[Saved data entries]
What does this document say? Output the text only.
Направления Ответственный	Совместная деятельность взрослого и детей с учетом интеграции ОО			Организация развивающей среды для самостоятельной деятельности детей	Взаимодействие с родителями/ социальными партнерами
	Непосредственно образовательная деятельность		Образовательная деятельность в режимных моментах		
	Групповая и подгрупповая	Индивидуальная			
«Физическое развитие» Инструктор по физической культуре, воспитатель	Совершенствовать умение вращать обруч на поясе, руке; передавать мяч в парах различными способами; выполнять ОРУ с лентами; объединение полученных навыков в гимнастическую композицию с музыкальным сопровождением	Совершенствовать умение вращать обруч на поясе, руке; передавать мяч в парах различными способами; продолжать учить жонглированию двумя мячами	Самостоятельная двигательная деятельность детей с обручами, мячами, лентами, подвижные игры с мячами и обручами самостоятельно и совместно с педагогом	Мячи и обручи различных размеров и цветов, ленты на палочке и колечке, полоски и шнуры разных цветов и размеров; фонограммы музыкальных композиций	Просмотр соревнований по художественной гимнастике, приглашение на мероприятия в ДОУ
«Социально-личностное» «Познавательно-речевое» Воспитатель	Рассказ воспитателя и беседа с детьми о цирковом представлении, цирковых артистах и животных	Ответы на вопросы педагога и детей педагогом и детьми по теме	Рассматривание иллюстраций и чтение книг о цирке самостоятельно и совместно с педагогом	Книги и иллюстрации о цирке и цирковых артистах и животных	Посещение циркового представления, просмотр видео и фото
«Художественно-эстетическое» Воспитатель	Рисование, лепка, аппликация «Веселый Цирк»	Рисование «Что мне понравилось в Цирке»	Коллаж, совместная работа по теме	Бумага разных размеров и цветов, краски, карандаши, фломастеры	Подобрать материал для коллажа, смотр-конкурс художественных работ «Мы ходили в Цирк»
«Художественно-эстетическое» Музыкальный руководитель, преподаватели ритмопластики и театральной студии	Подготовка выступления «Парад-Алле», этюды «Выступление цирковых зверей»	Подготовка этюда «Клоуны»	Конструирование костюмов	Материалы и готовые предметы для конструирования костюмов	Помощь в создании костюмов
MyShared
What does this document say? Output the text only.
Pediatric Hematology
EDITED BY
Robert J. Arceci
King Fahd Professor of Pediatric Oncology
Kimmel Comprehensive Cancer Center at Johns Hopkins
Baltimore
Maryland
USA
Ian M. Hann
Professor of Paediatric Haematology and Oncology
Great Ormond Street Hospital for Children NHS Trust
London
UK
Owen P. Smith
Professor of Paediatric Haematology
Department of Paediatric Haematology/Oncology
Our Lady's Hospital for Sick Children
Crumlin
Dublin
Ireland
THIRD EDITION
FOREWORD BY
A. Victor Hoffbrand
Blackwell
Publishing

__Task__.
Copy out the data shown above without altering anything.

__Response__.
What does this document say? Output the text only.
Направления Ответственный	Совместная деятельность взрослого и детей с учетом интеграции ОО			Организация развивающей среды для самостоятельной деятельности детей	Взаимодействие с родителями/ социальными партнерами
	Непосредственно образовательная деятельность		Образовательная деятельность в режимных моментах		
	Групповая и подгрупповая	Индивидуальная			
«Физическое развитие» Инструктор по физической культуре, воспитатель	Совершенствовать умение вращать обруч на поясе, руке; передавать мяч в парах различными способами; выполнять ОРУ с лентами; объединение полученных навыков в гимнастическую композицию с музыкальным сопровождением	Совершенствовать умение вращать обруч на поясе, руке; передавать мяч в парах различными способами; продолжать учить жонглированию двумя мячами	Самостоятельная двигательная деятельность детей с обручами, мячами, лентами, подвижные игры с мячами и обручами самостоятельно и совместно с педагогом	Мячи и обручи различных размеров и цветов, ленты на палочке и колечке, полоски и шнуры разных цветов и размеров; фонограммы музыкальных композиций	Просмотр соревнований по художественной гимнастике, приглашение на мероприятия в ДОУ
«Социально-личностное» «Познавательно-речевое» Воспитатель	Рассказ воспитателя и беседа с детьми о цирковом представлении, цирковых артистах и животных	Ответы на вопросы педагога и детей педагогом и детьми по теме	Рассматривание иллюстраций и чтение книг о цирке самостоятельно и совместно с педагогом	Книги и иллюстрации о цирке и цирковых артистах и животных	Посещение циркового представления, просмотр видео и фото
«Художественно-эстетическое» Воспитатель	Рисование, лепка, аппликация «Веселый Цирк»	Рисование «Что мне понравилось в Цирке»	Коллаж, совместная работа по теме	Бумага разных размеров и цветов, краски, карандаши, фломастеры	Подобрать материал для коллажа, смотр-конкурс художественных работ «Мы ходили в Цирк»
«Художественно-эстетическое» Музыкальный руководитель, преподаватели ритмопластики и театральной студии	Подготовка выступления «Парад-Алле», этюды «Выступление цирковых зверей»	Подготовка этюда «Клоуны»	Конструирование костюмов	Материалы и готовые предметы для конструирования костюмов	Помощь в создании костюмов
MyShared
What does this document say? Output the text only.
Pediatric Hematology
EDITED BY
Robert J. Arceci
King Fahd Professor of Pediatric Oncology
Kimmel Comprehensive Cancer Center at Johns Hopkins
Baltimore
Maryland
USA
Ian M. Hann
Professor of Paediatric Haematology and Oncology
Great Ormond Street Hospital for Children NHS Trust
London
UK
Owen P. Smith
Professor of Paediatric Haematology
Department of Paediatric Haematology/Oncology
Our Lady's Hospital for Sick Children
Crumlin
Dublin
Ireland
THIRD EDITION
FOREWORD BY
A. Victor Hoffbrand
Blackwell
Publishing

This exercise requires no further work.